* To do *
Check each line of the entries below for the string "then"; copy every line where it appears.

[Collected data entries]
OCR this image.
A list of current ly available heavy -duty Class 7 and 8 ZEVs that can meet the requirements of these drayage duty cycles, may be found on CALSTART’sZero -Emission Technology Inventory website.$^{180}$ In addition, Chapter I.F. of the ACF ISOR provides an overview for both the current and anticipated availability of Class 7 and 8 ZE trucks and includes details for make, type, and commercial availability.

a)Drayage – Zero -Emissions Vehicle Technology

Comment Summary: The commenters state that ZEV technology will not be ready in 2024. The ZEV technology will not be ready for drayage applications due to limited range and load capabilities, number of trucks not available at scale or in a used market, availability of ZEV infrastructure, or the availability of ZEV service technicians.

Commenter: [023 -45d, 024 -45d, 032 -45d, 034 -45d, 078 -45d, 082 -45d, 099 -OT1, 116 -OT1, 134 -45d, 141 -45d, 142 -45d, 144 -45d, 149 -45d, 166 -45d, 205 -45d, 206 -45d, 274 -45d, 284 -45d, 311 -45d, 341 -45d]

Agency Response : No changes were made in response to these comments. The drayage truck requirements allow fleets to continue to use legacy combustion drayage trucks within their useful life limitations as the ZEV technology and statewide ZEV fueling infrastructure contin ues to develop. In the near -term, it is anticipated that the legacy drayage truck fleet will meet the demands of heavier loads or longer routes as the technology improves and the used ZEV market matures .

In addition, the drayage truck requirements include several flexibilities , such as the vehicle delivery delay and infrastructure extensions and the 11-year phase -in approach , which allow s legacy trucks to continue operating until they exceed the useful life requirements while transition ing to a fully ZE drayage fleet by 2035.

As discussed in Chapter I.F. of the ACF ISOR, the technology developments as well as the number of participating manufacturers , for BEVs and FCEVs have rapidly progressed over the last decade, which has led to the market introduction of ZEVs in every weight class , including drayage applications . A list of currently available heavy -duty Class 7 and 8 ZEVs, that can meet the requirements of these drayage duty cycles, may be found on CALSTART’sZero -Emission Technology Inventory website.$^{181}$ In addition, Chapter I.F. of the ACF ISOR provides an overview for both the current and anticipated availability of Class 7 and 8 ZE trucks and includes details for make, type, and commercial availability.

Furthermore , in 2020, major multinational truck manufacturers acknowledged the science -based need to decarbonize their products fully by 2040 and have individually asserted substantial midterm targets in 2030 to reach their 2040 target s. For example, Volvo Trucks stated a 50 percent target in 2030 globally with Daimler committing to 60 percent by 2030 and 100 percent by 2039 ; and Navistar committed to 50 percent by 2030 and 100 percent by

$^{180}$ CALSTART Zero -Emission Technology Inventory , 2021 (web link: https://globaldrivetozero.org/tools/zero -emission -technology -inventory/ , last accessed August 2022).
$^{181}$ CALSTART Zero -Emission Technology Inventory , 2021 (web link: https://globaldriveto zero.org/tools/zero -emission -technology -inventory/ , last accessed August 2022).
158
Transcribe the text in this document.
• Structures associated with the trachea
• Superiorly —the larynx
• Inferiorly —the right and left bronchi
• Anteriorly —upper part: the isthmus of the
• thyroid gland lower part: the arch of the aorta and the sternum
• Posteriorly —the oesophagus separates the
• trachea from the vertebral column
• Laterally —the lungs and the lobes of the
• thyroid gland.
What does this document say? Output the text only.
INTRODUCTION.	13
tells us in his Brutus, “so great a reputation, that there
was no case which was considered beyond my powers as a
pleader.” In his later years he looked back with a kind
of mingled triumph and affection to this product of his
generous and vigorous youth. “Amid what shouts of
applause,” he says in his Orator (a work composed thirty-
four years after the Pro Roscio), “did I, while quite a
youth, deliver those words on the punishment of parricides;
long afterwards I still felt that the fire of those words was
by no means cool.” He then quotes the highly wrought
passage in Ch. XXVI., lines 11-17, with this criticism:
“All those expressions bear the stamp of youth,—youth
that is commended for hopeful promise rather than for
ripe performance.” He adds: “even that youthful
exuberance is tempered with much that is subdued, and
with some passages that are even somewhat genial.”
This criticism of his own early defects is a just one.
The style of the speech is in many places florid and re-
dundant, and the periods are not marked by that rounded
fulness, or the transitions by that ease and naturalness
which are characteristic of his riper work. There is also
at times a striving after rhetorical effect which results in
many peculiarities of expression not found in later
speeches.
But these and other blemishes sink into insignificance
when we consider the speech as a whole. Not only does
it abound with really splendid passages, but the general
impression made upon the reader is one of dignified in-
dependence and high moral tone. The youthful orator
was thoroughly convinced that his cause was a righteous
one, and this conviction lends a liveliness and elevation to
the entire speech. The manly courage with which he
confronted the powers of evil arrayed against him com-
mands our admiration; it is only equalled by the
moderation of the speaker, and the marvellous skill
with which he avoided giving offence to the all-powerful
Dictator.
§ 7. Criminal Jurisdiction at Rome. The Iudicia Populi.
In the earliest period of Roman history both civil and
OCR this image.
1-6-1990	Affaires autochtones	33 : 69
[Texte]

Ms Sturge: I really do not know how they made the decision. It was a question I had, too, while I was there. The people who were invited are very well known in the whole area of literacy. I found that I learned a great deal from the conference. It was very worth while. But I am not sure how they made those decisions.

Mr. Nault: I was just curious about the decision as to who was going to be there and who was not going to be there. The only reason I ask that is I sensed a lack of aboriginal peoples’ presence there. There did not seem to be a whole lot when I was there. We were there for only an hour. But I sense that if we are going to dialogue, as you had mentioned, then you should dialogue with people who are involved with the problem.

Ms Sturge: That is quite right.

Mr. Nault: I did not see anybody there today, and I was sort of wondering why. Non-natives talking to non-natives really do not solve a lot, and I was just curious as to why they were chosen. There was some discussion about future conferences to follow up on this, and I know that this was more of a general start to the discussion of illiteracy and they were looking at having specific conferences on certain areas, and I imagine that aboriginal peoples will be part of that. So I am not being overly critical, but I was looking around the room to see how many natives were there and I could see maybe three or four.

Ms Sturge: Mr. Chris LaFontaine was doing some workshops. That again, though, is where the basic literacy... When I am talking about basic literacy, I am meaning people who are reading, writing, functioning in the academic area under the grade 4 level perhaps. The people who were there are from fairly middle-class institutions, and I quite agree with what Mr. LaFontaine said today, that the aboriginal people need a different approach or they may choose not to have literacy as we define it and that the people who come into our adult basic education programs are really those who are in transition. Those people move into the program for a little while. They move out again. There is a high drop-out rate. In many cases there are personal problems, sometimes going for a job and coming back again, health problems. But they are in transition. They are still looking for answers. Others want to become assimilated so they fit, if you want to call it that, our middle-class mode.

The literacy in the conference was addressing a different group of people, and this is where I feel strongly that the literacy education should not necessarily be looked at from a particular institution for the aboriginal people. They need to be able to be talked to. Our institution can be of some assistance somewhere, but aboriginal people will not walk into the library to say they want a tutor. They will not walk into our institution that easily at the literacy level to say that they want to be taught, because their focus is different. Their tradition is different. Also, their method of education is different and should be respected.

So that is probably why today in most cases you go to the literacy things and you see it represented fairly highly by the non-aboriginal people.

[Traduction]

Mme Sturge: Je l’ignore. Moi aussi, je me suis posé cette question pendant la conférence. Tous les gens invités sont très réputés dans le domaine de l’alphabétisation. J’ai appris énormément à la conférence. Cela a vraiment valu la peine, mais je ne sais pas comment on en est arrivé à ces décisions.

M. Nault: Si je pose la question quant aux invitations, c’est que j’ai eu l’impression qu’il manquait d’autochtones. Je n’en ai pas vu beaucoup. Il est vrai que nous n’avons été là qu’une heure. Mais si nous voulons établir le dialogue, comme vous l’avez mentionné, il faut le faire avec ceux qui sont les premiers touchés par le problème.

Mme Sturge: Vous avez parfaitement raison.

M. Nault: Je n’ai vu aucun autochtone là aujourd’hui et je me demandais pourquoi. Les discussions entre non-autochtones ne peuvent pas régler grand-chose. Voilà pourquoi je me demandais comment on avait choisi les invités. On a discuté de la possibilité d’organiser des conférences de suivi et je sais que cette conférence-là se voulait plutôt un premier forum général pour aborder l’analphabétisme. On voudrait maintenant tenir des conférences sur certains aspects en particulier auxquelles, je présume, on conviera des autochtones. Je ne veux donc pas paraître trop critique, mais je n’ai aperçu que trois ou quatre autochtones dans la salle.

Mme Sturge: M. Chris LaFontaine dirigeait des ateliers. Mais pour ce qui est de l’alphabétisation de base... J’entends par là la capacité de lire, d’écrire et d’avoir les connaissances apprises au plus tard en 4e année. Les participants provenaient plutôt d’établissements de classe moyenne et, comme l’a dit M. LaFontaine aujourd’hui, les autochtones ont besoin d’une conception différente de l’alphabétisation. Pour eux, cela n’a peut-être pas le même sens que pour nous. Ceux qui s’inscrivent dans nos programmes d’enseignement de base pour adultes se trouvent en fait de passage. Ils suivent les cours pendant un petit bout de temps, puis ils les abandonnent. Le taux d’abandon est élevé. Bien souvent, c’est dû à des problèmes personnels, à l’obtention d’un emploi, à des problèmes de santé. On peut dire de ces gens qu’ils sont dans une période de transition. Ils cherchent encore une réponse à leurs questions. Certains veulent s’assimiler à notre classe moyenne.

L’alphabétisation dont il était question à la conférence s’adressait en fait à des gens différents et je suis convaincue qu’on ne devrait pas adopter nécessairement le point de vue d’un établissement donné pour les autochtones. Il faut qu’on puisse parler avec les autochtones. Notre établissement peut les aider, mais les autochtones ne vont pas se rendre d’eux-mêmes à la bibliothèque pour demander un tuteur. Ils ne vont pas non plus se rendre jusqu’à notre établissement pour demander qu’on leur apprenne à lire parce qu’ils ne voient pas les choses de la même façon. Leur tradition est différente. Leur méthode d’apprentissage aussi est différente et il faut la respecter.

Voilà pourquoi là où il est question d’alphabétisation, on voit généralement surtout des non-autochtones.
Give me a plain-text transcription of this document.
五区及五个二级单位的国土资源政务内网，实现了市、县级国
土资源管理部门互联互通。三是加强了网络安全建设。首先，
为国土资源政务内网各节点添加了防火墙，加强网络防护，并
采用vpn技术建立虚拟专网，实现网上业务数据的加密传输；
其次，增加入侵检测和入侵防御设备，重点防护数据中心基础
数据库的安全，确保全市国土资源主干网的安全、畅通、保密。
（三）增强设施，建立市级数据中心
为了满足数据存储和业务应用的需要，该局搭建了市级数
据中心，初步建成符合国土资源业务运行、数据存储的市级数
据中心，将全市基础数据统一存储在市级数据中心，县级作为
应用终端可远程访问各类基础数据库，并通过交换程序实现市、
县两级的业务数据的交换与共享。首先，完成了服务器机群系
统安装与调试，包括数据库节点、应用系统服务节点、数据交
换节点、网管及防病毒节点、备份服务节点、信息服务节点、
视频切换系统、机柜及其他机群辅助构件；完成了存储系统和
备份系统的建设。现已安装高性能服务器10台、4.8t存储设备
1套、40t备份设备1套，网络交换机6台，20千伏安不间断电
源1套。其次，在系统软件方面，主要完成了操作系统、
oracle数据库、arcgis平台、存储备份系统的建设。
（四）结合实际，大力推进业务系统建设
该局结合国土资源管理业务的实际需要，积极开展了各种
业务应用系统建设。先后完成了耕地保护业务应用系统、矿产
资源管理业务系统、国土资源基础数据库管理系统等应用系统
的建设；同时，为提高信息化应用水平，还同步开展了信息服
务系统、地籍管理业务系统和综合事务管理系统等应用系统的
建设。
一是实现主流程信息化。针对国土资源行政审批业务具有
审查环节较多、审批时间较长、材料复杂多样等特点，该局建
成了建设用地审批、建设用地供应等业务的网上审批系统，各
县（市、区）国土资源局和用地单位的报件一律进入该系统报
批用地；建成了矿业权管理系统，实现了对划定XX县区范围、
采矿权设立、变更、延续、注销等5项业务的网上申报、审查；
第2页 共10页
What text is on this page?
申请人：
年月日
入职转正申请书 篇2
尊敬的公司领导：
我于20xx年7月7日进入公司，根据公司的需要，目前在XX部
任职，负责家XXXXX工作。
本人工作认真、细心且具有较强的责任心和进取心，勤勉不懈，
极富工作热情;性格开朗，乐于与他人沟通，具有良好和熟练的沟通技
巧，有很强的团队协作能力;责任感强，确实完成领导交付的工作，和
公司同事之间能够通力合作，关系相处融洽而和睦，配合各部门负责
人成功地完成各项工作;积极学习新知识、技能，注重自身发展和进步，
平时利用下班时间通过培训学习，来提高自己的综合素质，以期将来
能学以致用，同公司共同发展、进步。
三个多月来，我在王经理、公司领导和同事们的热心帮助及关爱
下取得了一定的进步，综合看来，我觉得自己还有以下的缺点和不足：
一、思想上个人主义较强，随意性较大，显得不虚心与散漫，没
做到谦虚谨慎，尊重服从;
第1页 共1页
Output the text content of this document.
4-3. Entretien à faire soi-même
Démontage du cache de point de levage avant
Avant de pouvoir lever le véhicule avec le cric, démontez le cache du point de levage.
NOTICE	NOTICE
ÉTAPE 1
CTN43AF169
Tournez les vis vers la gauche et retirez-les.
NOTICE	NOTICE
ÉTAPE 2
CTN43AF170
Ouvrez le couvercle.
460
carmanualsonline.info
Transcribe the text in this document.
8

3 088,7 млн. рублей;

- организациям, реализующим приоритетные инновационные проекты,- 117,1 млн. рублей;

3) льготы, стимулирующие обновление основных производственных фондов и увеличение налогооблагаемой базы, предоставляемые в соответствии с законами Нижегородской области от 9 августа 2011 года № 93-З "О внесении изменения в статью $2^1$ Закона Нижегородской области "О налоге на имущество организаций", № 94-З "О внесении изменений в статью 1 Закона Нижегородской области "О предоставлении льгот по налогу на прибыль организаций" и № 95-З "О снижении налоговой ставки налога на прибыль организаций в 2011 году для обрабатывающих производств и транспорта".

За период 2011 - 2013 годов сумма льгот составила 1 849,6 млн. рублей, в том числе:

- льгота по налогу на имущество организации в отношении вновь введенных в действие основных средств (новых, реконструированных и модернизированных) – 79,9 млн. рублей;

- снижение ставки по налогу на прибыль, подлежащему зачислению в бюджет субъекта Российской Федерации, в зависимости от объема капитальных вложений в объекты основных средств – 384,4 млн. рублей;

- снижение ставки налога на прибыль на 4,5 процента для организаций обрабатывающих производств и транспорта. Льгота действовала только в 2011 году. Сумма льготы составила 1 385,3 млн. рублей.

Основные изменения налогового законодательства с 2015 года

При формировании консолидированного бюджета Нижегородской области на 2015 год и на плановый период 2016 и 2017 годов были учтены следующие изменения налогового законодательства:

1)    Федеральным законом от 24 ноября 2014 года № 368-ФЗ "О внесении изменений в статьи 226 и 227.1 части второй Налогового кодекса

* Task solution *
by no means cool.” He then quotes the highly wrought
Mr. Nault: I was just curious about the decision as to who was going to be there and who was not going to be there. The only reason I ask that is I sensed a lack of aboriginal peoples’ presence there. There did not seem to be a whole lot when I was there. We were there for only an hour. But I sense that if we are going to dialogue, as you had mentioned, then you should dialogue with people who are involved with the problem.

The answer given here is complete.